[Given exercise]
Copy out the lines that have "broken" in them.

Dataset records
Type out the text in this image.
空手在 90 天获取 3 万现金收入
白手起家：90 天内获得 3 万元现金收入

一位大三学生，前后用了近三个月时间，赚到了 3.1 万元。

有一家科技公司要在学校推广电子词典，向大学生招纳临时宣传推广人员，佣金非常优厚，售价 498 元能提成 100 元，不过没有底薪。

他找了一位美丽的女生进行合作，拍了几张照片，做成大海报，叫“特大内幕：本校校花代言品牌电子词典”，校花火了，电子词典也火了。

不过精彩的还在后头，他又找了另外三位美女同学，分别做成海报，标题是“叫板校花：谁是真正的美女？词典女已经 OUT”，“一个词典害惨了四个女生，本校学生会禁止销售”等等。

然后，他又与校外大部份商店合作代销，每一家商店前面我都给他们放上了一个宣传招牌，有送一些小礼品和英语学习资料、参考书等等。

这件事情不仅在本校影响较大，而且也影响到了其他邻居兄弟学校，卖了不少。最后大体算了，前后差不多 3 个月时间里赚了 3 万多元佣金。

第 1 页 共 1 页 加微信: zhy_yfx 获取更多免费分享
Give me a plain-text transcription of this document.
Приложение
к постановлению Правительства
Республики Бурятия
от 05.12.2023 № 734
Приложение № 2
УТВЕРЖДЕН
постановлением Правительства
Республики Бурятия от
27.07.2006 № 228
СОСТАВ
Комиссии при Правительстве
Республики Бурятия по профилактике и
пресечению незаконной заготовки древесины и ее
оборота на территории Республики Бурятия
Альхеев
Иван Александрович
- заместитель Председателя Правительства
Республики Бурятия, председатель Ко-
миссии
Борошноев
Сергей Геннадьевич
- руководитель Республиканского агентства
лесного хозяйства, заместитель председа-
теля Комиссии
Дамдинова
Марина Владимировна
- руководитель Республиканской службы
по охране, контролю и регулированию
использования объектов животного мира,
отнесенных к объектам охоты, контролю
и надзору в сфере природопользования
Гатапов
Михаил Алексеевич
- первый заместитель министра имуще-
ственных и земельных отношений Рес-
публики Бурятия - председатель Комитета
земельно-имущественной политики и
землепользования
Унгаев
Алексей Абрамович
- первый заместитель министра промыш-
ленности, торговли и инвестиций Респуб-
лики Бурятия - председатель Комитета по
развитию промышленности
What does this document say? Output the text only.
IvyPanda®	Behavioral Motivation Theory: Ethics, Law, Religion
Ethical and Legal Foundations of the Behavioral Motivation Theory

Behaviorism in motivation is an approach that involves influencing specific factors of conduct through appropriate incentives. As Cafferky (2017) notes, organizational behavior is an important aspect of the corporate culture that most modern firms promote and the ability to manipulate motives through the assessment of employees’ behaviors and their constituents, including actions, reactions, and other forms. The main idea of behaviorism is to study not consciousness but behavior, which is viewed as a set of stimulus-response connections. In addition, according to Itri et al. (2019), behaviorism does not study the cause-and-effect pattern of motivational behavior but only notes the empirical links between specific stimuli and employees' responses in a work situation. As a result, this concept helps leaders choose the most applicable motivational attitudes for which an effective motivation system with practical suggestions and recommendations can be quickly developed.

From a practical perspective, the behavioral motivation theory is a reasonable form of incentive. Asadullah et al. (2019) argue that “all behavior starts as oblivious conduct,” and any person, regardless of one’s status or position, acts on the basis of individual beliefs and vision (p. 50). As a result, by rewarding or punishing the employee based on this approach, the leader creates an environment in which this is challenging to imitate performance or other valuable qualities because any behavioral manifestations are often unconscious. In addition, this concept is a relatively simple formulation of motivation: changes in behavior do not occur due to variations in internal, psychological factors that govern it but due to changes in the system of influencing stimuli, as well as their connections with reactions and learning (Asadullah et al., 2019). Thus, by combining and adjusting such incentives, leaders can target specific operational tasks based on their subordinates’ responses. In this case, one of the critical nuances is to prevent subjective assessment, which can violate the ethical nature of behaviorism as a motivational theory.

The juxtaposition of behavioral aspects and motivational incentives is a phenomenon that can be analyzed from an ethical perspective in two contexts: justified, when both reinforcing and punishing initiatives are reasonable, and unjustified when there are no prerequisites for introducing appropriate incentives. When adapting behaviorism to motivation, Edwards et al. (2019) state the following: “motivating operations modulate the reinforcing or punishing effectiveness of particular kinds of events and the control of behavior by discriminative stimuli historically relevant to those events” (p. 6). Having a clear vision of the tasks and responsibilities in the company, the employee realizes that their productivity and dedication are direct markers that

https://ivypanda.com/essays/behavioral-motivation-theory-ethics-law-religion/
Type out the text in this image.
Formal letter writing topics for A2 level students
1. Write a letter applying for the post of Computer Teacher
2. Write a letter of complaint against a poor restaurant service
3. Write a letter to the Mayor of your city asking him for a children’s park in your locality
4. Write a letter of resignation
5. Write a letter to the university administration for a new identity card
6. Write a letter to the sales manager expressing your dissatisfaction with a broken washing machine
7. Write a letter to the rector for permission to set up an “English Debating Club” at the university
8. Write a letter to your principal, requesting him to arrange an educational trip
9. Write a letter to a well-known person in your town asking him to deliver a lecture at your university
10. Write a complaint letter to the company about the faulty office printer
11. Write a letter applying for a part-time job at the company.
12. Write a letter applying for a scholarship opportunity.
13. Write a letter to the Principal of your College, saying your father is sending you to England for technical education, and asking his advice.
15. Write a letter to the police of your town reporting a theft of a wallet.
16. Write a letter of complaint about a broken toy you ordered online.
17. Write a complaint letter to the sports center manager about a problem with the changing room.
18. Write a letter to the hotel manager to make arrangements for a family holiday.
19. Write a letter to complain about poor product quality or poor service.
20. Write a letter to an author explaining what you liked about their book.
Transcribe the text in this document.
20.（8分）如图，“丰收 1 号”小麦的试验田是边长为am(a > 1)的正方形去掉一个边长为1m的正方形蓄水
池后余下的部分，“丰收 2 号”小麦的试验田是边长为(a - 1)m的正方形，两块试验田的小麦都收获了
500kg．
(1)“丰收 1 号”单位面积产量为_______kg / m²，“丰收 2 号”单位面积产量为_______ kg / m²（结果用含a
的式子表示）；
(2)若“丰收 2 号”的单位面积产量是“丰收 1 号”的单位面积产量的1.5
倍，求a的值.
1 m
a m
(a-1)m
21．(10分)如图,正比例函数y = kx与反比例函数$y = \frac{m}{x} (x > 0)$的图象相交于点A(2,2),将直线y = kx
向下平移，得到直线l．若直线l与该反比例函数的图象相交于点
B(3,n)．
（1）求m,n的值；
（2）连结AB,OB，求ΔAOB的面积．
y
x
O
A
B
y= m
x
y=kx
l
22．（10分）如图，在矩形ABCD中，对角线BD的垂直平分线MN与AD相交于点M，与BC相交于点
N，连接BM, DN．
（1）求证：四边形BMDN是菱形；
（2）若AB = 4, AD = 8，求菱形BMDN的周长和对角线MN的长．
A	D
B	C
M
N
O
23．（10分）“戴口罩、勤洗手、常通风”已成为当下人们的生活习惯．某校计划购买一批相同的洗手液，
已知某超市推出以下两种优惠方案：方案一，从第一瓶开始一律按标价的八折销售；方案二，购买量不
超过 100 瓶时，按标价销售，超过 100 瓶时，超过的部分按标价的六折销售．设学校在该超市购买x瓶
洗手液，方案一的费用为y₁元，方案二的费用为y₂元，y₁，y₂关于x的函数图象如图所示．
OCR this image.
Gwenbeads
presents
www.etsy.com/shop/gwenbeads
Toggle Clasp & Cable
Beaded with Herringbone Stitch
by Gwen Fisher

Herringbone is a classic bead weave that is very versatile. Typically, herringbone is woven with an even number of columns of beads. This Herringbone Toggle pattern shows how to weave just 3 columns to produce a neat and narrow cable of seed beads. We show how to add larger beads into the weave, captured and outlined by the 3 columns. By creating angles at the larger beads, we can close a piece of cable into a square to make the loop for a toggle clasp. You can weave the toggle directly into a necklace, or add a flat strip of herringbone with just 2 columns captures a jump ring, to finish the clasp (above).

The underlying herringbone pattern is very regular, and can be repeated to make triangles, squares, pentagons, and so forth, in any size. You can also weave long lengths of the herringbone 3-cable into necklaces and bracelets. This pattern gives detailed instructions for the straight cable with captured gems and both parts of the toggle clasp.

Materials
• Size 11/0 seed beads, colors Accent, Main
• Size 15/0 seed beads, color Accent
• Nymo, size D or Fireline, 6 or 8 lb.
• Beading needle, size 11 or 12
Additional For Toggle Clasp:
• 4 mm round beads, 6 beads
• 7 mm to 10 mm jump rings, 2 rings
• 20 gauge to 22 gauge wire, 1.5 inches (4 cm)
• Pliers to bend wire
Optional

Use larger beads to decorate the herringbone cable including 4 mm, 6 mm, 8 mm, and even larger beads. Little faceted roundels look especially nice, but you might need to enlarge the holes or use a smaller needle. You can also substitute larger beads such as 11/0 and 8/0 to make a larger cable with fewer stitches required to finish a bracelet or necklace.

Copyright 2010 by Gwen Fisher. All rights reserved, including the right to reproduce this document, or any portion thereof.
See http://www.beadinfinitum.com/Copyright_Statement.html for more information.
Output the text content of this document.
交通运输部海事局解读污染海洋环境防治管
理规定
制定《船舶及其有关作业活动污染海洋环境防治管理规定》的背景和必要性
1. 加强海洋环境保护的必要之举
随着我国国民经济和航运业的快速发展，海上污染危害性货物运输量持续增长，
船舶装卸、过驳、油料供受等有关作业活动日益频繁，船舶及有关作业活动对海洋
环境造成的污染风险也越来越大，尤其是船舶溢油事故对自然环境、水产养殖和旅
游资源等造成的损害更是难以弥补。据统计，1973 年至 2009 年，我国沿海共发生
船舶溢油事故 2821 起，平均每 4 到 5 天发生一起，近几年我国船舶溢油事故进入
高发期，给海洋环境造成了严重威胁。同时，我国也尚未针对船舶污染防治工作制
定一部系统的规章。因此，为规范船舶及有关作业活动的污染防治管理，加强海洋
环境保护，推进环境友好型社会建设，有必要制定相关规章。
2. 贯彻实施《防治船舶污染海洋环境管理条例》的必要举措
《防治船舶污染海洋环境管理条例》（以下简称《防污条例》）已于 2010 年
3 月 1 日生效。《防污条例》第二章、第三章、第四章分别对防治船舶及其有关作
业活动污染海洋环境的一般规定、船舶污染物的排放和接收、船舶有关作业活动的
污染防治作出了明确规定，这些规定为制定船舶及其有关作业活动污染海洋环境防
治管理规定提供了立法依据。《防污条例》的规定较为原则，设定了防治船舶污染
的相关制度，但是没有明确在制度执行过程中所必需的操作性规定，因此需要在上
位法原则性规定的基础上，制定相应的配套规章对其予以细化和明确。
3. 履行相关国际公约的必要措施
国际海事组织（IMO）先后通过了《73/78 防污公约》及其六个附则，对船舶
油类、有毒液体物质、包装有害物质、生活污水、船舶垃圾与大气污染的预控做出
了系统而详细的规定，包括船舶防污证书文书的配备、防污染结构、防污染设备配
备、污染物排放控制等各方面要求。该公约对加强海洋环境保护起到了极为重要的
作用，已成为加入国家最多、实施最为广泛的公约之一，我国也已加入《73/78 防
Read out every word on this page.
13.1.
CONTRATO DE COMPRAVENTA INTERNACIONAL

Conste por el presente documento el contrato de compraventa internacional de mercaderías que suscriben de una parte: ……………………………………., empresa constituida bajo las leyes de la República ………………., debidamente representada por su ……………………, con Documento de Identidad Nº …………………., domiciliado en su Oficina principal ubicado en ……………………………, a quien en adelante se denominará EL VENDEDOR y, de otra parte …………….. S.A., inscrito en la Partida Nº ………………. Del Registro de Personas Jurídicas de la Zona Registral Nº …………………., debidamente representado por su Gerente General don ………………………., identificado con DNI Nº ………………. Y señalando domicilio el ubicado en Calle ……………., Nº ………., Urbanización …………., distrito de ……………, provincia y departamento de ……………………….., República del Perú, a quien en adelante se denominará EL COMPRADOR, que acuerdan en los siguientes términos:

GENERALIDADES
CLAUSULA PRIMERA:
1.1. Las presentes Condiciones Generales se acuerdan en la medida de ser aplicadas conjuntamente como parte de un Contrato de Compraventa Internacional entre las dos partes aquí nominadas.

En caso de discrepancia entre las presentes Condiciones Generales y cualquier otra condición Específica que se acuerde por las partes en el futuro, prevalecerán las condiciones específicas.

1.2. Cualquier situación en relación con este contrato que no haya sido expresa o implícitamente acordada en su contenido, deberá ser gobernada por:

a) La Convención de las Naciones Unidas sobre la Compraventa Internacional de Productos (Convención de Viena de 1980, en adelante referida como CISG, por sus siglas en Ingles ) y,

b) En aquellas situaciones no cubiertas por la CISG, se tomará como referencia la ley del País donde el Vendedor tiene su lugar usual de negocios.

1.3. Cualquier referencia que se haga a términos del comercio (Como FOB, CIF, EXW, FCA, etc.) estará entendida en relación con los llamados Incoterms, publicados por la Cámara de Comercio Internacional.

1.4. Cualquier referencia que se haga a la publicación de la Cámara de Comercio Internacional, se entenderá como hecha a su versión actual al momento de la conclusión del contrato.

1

[Written solution]
6. Write a letter to the sales manager expressing your dissatisfaction with a broken washing machine
16. Write a letter of complaint about a broken toy you ordered online.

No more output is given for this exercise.